[Dataset items]
--------------------
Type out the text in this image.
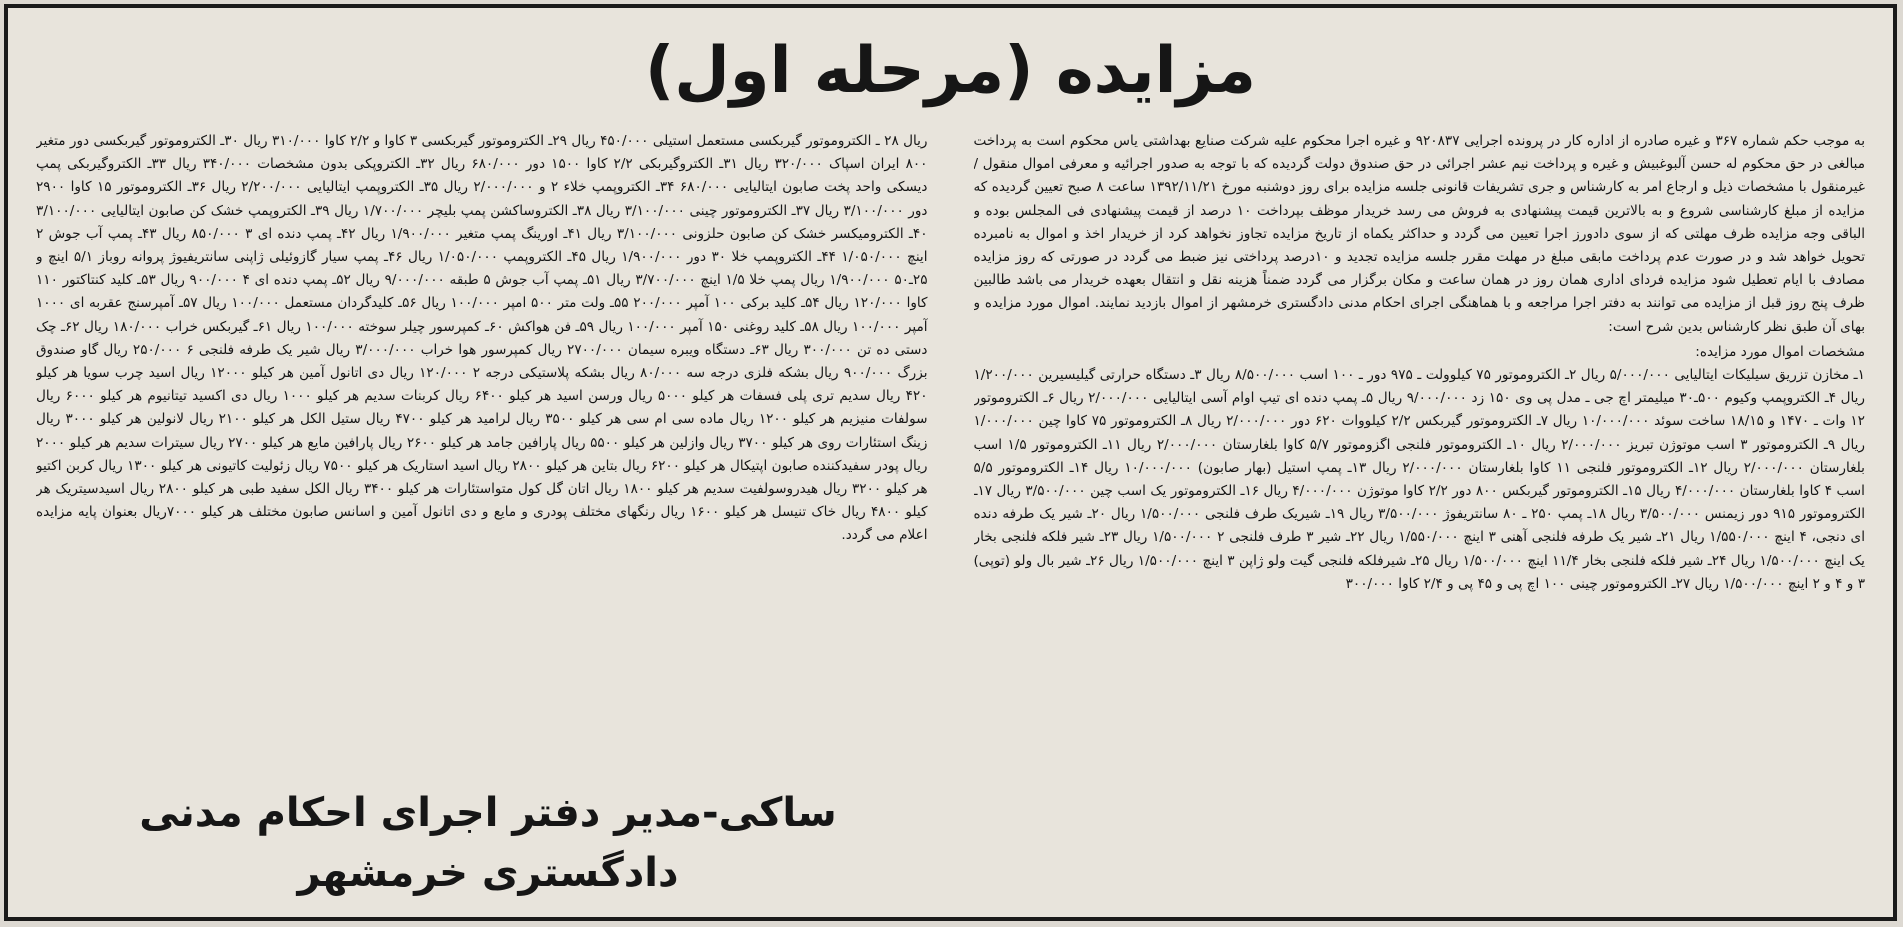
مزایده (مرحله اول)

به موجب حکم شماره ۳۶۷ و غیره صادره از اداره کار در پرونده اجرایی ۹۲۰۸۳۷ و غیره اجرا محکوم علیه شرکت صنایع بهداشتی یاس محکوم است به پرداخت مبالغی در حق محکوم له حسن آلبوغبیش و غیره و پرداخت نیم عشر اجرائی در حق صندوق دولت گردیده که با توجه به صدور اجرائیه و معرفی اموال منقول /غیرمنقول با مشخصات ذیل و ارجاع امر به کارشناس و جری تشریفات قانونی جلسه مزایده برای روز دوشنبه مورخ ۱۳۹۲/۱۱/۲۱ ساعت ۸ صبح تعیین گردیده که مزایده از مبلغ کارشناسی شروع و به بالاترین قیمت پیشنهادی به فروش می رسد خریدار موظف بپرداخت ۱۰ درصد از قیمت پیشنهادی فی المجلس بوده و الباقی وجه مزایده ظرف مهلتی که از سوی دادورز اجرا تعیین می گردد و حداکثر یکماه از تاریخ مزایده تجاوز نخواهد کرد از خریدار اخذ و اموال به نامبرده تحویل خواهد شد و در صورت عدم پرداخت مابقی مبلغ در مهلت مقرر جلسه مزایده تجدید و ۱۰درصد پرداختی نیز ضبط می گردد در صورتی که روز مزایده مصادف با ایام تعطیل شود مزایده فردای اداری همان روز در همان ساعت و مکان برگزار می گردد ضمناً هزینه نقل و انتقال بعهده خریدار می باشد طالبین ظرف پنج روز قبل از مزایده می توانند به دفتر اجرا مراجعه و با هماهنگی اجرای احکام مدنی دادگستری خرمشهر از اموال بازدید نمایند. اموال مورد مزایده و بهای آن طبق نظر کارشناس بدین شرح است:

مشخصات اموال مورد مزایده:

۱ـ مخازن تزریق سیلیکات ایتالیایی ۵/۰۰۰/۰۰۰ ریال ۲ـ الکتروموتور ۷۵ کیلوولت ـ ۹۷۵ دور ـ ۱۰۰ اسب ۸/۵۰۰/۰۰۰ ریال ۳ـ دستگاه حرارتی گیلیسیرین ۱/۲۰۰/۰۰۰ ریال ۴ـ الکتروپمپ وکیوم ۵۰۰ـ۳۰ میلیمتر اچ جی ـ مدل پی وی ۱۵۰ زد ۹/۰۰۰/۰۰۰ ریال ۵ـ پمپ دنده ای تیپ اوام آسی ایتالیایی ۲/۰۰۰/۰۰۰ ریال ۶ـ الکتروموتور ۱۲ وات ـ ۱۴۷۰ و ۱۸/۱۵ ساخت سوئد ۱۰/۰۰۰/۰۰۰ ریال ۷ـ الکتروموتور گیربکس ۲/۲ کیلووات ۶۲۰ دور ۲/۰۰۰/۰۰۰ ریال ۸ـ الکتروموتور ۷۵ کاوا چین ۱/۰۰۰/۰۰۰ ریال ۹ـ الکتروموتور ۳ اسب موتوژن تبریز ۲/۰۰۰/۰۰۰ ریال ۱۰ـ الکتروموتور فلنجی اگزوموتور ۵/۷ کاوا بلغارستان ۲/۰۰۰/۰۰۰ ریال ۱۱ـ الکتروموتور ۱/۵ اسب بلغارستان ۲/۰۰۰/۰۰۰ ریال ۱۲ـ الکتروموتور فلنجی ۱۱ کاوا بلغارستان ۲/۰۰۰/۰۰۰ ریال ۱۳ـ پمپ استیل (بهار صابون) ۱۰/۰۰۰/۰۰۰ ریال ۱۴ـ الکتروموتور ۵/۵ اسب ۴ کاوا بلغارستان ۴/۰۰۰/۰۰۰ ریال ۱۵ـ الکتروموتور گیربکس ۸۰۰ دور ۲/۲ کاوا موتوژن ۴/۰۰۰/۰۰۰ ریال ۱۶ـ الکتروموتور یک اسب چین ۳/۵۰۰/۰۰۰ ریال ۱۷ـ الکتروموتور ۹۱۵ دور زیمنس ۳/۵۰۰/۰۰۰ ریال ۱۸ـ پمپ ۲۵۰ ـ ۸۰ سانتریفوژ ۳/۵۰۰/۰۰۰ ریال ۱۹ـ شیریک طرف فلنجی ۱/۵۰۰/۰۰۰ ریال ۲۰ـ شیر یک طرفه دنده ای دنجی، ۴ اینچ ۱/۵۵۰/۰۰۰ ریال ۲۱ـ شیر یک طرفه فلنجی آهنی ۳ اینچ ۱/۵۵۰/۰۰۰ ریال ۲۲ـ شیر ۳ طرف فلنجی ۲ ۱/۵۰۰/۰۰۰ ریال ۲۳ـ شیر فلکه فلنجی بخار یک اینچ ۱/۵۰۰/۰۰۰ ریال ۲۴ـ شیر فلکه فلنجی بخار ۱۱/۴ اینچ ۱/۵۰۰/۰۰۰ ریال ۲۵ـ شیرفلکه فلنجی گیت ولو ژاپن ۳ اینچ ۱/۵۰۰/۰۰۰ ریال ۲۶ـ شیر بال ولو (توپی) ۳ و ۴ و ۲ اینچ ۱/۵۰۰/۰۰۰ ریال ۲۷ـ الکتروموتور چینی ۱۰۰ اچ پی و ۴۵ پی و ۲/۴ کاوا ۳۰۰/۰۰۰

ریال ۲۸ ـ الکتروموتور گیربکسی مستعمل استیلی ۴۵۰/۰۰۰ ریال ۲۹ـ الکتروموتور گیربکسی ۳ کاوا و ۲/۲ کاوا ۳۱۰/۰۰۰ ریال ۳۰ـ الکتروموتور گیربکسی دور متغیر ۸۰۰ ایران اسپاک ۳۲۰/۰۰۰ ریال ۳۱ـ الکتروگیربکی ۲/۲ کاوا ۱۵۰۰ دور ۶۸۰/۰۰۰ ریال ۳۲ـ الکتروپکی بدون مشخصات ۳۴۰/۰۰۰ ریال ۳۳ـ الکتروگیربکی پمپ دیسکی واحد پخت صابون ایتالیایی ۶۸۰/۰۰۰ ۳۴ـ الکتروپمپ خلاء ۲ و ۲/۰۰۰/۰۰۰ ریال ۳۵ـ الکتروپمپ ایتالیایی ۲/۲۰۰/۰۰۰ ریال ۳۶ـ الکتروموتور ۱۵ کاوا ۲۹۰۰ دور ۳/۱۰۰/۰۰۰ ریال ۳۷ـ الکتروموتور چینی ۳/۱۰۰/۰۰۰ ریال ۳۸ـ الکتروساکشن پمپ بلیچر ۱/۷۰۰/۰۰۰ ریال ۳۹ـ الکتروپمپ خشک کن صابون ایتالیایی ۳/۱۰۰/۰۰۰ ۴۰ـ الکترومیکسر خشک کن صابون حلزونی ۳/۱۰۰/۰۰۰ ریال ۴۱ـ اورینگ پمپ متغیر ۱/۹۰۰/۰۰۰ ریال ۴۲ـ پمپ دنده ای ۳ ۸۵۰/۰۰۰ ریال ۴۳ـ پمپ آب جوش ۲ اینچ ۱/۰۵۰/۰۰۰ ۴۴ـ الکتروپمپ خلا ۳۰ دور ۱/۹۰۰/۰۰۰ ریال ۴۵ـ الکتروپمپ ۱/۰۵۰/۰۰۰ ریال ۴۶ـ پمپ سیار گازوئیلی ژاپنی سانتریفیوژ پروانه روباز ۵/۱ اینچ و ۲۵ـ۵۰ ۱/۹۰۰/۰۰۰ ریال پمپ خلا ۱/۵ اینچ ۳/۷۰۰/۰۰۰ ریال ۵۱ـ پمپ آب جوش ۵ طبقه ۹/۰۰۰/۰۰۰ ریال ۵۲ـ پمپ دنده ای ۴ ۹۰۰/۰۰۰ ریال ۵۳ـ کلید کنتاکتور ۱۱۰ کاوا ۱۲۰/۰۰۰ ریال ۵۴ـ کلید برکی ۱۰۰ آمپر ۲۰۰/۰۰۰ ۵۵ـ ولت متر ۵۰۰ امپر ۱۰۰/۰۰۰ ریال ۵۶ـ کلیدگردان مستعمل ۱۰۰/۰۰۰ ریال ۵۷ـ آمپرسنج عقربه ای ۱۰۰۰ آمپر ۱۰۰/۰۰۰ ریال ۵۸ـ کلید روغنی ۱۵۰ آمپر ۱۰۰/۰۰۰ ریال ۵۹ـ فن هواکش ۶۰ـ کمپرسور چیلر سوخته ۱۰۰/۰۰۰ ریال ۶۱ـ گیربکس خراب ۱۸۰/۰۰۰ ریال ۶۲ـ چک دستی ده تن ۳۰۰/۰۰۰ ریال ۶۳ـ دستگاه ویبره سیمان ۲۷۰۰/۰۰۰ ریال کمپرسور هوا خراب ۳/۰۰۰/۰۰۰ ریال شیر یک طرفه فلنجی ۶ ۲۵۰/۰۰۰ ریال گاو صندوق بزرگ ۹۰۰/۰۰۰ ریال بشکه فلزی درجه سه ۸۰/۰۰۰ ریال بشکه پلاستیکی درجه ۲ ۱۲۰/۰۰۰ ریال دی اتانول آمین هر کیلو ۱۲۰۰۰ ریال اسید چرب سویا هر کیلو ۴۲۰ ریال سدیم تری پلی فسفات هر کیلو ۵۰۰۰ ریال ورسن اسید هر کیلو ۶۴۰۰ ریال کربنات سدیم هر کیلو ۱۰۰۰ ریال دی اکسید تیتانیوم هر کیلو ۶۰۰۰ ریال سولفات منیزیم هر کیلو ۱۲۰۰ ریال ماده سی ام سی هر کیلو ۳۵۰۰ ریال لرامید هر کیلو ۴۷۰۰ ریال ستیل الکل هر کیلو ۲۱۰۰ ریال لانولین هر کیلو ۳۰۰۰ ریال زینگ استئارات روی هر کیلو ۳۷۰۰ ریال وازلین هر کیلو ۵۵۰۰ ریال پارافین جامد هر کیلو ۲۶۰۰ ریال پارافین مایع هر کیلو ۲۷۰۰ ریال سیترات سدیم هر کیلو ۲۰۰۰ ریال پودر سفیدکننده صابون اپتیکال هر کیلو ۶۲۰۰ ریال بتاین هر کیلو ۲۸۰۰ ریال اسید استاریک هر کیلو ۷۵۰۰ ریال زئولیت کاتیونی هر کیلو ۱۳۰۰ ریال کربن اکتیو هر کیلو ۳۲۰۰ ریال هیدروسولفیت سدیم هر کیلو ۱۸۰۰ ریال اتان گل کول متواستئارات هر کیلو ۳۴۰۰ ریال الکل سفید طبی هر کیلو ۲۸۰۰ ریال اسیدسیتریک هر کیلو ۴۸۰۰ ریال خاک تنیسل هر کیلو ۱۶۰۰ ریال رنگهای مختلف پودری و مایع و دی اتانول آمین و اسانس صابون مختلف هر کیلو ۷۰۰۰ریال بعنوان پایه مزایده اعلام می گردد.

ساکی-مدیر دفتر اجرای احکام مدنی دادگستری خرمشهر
--------------------
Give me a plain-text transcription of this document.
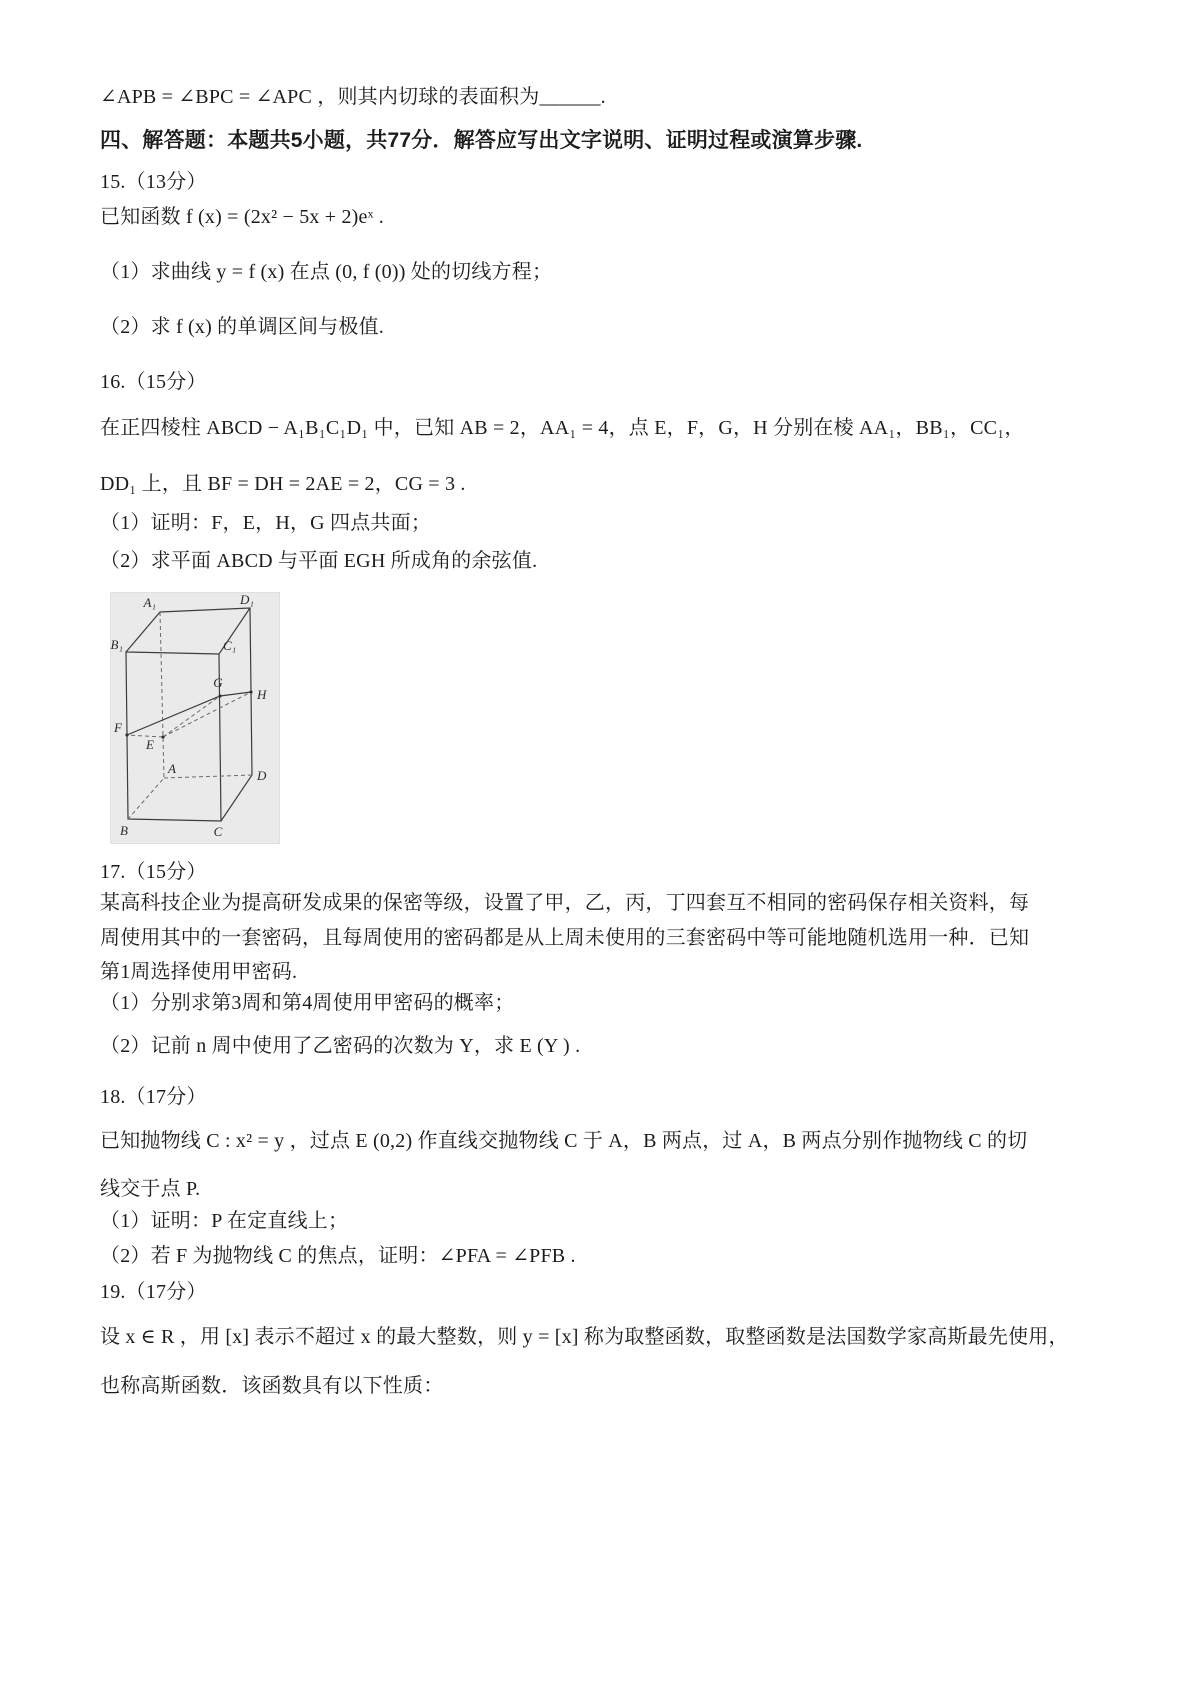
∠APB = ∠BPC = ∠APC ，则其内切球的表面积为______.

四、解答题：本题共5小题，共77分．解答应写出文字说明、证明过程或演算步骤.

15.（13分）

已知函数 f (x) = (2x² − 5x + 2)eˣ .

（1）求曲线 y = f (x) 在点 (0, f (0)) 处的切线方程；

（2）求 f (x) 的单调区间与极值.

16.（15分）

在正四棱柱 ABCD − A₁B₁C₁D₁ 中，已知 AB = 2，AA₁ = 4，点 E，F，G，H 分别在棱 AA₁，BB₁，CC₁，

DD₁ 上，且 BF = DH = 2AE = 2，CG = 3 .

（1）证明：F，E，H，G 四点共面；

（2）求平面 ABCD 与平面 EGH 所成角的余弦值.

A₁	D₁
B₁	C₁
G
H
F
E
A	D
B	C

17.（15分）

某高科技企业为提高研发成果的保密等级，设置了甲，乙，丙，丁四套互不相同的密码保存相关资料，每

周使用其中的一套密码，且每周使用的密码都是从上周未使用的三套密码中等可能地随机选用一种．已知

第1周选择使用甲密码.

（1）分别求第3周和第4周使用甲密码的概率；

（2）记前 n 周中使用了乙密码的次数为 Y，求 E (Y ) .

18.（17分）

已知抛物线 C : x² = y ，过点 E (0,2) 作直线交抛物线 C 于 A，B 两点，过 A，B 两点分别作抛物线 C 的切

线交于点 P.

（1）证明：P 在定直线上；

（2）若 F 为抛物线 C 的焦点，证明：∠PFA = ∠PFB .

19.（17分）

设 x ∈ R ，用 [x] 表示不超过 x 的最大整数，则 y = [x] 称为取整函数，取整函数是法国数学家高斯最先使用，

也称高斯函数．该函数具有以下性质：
--------------------
- **WHAT THE EXERCISE ASKS**:
Identify each line in the records above containing the word "ABCD"; copy those lines.

- **PROBLEM SOLUTION**:
在正四棱柱 ABCD − A₁B₁C₁D₁ 中，已知 AB = 2，AA₁ = 4，点 E，F，G，H 分别在棱 AA₁，BB₁，CC₁，
（2）求平面 ABCD 与平面 EGH 所成角的余弦值.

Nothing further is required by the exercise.